Recorded information:
============================================================
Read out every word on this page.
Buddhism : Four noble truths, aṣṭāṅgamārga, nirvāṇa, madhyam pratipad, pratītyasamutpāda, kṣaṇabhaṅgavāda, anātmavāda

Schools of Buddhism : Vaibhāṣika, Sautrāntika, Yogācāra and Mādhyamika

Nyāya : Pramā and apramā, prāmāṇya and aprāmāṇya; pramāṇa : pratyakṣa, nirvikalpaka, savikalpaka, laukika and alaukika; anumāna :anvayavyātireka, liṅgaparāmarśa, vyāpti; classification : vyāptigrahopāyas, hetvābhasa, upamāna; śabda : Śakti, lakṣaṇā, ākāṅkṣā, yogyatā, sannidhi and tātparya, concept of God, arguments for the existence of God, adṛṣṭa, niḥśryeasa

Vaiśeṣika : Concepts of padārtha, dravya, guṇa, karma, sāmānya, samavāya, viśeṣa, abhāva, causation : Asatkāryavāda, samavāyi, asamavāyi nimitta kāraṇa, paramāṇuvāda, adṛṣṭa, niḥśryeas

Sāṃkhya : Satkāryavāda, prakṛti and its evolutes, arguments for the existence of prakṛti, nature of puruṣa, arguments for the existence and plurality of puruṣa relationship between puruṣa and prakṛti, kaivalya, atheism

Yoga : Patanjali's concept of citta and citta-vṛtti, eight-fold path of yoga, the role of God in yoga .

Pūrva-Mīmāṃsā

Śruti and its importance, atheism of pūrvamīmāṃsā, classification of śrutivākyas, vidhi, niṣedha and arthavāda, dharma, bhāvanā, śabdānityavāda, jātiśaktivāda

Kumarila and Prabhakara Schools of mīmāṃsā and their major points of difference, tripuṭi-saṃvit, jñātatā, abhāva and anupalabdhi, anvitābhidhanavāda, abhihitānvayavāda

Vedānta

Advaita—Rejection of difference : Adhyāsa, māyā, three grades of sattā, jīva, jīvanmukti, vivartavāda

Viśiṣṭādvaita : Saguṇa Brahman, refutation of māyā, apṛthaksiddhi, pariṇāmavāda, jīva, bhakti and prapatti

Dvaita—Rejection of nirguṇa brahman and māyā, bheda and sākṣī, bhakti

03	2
============================================================
Make an exact copy of the records.

Read out every word on this page.
Buddhism : Four noble truths, aṣṭāṅgamārga, nirvāṇa, madhyam pratipad, pratītyasamutpāda, kṣaṇabhaṅgavāda, anātmavāda

Schools of Buddhism : Vaibhāṣika, Sautrāntika, Yogācāra and Mādhyamika

Nyāya : Pramā and apramā, prāmāṇya and aprāmāṇya; pramāṇa : pratyakṣa, nirvikalpaka, savikalpaka, laukika and alaukika; anumāna :anvayavyātireka, liṅgaparāmarśa, vyāpti; classification : vyāptigrahopāyas, hetvābhasa, upamāna; śabda : Śakti, lakṣaṇā, ākāṅkṣā, yogyatā, sannidhi and tātparya, concept of God, arguments for the existence of God, adṛṣṭa, niḥśryeasa

Vaiśeṣika : Concepts of padārtha, dravya, guṇa, karma, sāmānya, samavāya, viśeṣa, abhāva, causation : Asatkāryavāda, samavāyi, asamavāyi nimitta kāraṇa, paramāṇuvāda, adṛṣṭa, niḥśryeas

Sāṃkhya : Satkāryavāda, prakṛti and its evolutes, arguments for the existence of prakṛti, nature of puruṣa, arguments for the existence and plurality of puruṣa relationship between puruṣa and prakṛti, kaivalya, atheism

Yoga : Patanjali's concept of citta and citta-vṛtti, eight-fold path of yoga, the role of God in yoga .

Pūrva-Mīmāṃsā

Śruti and its importance, atheism of pūrvamīmāṃsā, classification of śrutivākyas, vidhi, niṣedha and arthavāda, dharma, bhāvanā, śabdānityavāda, jātiśaktivāda

Kumarila and Prabhakara Schools of mīmāṃsā and their major points of difference, tripuṭi-saṃvit, jñātatā, abhāva and anupalabdhi, anvitābhidhanavāda, abhihitānvayavāda

Vedānta

Advaita—Rejection of difference : Adhyāsa, māyā, three grades of sattā, jīva, jīvanmukti, vivartavāda

Viśiṣṭādvaita : Saguṇa Brahman, refutation of māyā, apṛthaksiddhi, pariṇāmavāda, jīva, bhakti and prapatti

Dvaita—Rejection of nirguṇa brahman and māyā, bheda and sākṣī, bhakti

03	2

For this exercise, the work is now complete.